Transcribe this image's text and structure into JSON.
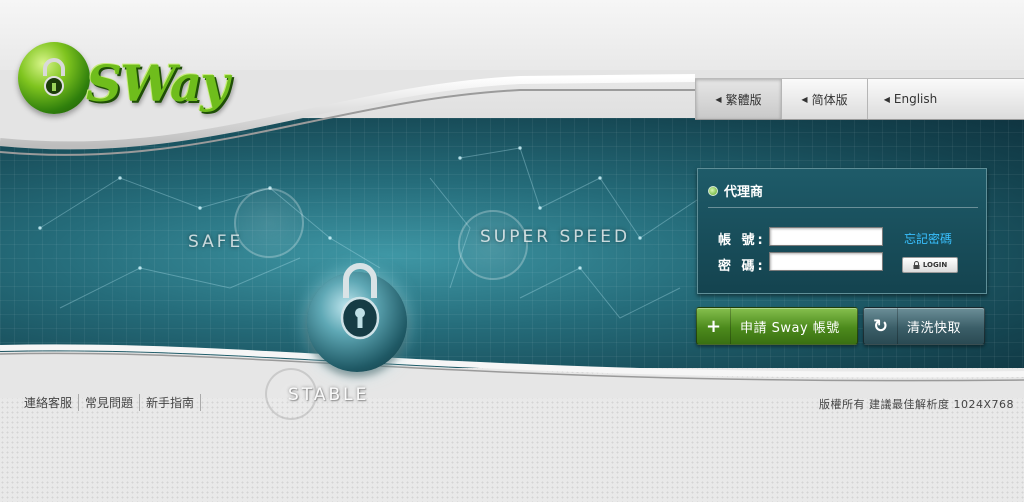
{
  "brand": {
    "logo_text": "SWay"
  },
  "language_bar": {
    "tabs": [
      {
        "label": "繁體版",
        "active": true
      },
      {
        "label": "简体版",
        "active": false
      },
      {
        "label": "English",
        "active": false
      }
    ]
  },
  "banner": {
    "slogans": {
      "safe": "SAFE",
      "speed": "SUPER SPEED",
      "stable": "STABLE"
    }
  },
  "login_panel": {
    "title": "代理商",
    "account_label": "帳 號:",
    "account_value": "",
    "password_label": "密 碼:",
    "password_value": "",
    "forgot_link": "忘記密碼",
    "login_button": "LOGIN"
  },
  "actions": {
    "apply_label": "申請 Sway 帳號",
    "clear_label": "清洗快取"
  },
  "footer": {
    "links": [
      "連絡客服",
      "常見問題",
      "新手指南"
    ],
    "copyright": "版權所有 建議最佳解析度 1024X768"
  },
  "colors": {
    "brand_green": "#6fbd1c",
    "banner_teal": "#256c7a",
    "link_blue": "#39c0ff",
    "apply_green": "#4c8a1c",
    "clear_slate": "#3b5e68"
  }
}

- Job: Reproduce all of the data exactly; the pictures do not belong in the copy.

- Output of the exercise:
Transcribe this image's text and structure into JSON.
{
  "brand": {
    "logo_text": "SWay"
  },
  "language_bar": {
    "tabs": [
      {
        "label": "繁體版",
        "active": true
      },
      {
        "label": "简体版",
        "active": false
      },
      {
        "label": "English",
        "active": false
      }
    ]
  },
  "banner": {
    "slogans": {
      "safe": "SAFE",
      "speed": "SUPER SPEED",
      "stable": "STABLE"
    }
  },
  "login_panel": {
    "title": "代理商",
    "account_label": "帳 號:",
    "account_value": "",
    "password_label": "密 碼:",
    "password_value": "",
    "forgot_link": "忘記密碼",
    "login_button": "LOGIN"
  },
  "actions": {
    "apply_label": "申請 Sway 帳號",
    "clear_label": "清洗快取"
  },
  "footer": {
    "links": [
      "連絡客服",
      "常見問題",
      "新手指南"
    ],
    "copyright": "版權所有 建議最佳解析度 1024X768"
  },
  "colors": {
    "brand_green": "#6fbd1c",
    "banner_teal": "#256c7a",
    "link_blue": "#39c0ff",
    "apply_green": "#4c8a1c",
    "clear_slate": "#3b5e68"
  }
}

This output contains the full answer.